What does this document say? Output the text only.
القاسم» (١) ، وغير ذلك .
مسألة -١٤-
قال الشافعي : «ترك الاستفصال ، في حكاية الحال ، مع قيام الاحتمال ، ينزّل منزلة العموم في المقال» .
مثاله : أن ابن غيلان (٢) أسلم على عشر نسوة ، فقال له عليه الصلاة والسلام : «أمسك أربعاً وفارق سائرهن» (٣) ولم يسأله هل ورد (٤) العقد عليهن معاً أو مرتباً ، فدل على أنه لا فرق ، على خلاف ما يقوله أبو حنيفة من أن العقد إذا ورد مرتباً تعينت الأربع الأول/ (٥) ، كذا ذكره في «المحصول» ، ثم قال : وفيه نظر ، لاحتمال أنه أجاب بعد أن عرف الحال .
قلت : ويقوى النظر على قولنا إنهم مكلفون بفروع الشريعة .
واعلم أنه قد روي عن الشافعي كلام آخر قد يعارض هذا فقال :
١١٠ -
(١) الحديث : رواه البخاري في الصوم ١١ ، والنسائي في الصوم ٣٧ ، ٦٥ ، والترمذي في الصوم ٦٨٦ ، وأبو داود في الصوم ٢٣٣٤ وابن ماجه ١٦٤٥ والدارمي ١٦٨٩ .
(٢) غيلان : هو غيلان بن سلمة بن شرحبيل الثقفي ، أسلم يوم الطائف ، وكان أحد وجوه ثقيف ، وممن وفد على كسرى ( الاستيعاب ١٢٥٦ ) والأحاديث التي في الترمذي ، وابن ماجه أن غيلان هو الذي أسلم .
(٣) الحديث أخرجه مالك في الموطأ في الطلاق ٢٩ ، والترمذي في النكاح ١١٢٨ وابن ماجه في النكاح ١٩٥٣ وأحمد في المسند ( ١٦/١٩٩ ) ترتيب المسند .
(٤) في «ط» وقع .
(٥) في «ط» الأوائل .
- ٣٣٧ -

→ **Job**: Repeat the preceding lines exactly, please, every one of them.

→ **Exercise response**:
What does this document say? Output the text only.
القاسم» (١) ، وغير ذلك .
مسألة -١٤-
قال الشافعي : «ترك الاستفصال ، في حكاية الحال ، مع قيام الاحتمال ، ينزّل منزلة العموم في المقال» .
مثاله : أن ابن غيلان (٢) أسلم على عشر نسوة ، فقال له عليه الصلاة والسلام : «أمسك أربعاً وفارق سائرهن» (٣) ولم يسأله هل ورد (٤) العقد عليهن معاً أو مرتباً ، فدل على أنه لا فرق ، على خلاف ما يقوله أبو حنيفة من أن العقد إذا ورد مرتباً تعينت الأربع الأول/ (٥) ، كذا ذكره في «المحصول» ، ثم قال : وفيه نظر ، لاحتمال أنه أجاب بعد أن عرف الحال .
قلت : ويقوى النظر على قولنا إنهم مكلفون بفروع الشريعة .
واعلم أنه قد روي عن الشافعي كلام آخر قد يعارض هذا فقال :
١١٠ -
(١) الحديث : رواه البخاري في الصوم ١١ ، والنسائي في الصوم ٣٧ ، ٦٥ ، والترمذي في الصوم ٦٨٦ ، وأبو داود في الصوم ٢٣٣٤ وابن ماجه ١٦٤٥ والدارمي ١٦٨٩ .
(٢) غيلان : هو غيلان بن سلمة بن شرحبيل الثقفي ، أسلم يوم الطائف ، وكان أحد وجوه ثقيف ، وممن وفد على كسرى ( الاستيعاب ١٢٥٦ ) والأحاديث التي في الترمذي ، وابن ماجه أن غيلان هو الذي أسلم .
(٣) الحديث أخرجه مالك في الموطأ في الطلاق ٢٩ ، والترمذي في النكاح ١١٢٨ وابن ماجه في النكاح ١٩٥٣ وأحمد في المسند ( ١٦/١٩٩ ) ترتيب المسند .
(٤) في «ط» وقع .
(٥) في «ط» الأوائل .
- ٣٣٧ -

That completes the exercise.